CHALLENGE — Every line below that holds the string "title" should be copied out.

Dataset entries —
┌──
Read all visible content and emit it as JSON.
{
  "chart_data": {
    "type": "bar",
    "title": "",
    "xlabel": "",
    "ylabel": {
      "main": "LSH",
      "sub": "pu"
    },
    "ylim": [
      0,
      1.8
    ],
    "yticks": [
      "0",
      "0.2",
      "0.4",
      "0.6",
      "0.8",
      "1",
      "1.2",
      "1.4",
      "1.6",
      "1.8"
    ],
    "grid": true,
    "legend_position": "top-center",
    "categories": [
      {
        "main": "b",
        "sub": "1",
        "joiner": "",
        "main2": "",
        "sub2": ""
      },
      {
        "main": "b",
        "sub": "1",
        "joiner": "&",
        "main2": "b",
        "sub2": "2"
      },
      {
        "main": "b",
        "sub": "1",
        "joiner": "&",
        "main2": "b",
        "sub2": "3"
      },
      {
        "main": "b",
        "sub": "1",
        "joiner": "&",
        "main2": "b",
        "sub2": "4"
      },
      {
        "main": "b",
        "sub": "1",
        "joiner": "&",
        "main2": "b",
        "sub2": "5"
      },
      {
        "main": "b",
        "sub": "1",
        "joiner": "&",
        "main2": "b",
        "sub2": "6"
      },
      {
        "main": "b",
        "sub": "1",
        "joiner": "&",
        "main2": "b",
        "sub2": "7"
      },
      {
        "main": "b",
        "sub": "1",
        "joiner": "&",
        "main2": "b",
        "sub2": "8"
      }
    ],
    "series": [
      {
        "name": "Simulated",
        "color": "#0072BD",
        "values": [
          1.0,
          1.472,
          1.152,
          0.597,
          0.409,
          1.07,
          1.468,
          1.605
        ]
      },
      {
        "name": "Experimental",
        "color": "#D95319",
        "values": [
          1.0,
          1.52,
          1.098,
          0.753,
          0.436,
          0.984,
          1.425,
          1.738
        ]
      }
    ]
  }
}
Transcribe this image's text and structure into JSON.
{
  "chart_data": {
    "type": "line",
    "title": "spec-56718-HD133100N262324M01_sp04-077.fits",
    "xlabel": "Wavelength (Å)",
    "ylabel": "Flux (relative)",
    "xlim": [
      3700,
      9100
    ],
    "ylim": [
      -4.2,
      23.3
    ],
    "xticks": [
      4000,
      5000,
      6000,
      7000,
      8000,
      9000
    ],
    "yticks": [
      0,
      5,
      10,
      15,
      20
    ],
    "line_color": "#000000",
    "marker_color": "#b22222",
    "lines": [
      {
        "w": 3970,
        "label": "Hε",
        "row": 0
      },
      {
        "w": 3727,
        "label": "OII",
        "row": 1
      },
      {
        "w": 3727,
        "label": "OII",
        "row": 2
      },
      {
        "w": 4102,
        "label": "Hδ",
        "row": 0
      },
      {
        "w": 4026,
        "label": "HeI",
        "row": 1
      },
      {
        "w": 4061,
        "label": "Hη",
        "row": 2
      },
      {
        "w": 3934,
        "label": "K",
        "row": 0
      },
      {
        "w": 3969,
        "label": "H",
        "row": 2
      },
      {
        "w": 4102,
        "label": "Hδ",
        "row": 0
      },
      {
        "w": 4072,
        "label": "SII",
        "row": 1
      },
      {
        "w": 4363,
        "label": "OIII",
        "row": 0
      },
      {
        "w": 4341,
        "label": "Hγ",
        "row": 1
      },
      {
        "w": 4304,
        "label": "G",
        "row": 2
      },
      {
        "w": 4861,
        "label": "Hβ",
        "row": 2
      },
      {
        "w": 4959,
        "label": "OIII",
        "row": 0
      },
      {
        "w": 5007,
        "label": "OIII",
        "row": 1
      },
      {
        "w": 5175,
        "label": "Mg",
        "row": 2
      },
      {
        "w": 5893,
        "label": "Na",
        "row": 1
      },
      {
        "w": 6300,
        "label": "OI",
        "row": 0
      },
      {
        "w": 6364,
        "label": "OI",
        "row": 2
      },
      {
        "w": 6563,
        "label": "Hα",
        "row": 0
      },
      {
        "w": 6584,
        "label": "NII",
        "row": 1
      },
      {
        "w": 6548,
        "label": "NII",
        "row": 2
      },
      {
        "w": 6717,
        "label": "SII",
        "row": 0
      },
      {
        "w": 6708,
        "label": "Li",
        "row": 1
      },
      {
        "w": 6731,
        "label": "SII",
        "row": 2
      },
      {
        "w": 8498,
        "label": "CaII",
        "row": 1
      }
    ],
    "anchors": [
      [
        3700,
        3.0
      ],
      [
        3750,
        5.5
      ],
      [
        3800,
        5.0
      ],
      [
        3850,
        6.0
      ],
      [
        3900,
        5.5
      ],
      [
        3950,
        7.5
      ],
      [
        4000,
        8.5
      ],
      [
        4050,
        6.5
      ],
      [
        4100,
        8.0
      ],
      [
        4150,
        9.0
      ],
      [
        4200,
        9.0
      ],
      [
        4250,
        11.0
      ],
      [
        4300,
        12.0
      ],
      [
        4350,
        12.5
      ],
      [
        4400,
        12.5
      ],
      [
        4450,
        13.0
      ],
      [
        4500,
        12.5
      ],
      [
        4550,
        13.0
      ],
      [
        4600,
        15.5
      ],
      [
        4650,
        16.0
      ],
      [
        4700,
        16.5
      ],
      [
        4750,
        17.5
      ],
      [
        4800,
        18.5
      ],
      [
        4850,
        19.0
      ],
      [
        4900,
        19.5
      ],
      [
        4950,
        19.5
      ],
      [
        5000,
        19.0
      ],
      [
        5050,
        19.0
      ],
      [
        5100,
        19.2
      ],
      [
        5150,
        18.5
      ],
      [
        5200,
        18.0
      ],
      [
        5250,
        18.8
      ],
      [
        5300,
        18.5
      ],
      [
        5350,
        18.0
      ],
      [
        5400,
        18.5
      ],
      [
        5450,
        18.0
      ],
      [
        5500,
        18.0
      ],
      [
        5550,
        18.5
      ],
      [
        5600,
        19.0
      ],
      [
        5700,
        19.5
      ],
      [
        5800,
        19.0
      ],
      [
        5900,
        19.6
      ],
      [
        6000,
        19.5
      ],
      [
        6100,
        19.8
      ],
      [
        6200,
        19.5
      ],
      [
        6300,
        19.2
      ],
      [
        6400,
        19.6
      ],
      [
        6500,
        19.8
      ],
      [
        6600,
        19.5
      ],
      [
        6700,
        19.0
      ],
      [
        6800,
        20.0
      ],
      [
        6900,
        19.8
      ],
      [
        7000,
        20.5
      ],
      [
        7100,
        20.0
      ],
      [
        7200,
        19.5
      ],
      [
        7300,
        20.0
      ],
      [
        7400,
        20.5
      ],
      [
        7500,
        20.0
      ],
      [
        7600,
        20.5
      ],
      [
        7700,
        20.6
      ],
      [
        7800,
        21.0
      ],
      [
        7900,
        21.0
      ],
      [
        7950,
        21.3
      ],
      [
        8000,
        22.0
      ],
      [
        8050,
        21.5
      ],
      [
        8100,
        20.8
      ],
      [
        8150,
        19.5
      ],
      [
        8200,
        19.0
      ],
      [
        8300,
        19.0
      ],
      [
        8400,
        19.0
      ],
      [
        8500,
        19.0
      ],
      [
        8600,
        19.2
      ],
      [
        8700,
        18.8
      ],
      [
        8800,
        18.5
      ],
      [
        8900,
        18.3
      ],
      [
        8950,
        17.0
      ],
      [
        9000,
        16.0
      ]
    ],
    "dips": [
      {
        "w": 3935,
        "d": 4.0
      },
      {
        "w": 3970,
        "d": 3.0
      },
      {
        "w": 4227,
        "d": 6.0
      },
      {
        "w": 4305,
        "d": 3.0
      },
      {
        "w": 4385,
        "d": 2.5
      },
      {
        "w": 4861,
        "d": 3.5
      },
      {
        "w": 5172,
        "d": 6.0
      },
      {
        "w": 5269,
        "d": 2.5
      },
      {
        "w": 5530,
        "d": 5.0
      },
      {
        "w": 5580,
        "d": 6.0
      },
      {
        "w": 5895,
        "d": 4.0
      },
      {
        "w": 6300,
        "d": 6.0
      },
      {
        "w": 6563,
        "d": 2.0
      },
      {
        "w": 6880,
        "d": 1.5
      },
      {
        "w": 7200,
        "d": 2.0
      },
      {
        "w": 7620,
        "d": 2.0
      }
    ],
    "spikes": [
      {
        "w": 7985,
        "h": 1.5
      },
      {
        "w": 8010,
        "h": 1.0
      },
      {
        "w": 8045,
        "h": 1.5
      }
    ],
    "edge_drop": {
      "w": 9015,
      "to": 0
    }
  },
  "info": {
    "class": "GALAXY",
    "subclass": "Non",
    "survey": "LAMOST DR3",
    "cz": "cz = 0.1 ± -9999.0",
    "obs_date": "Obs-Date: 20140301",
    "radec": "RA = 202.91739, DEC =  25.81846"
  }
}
└──
THE SOLUTION —
    "title": "",
    "title": "spec-56718-HD133100N262324M01_sp04-077.fits",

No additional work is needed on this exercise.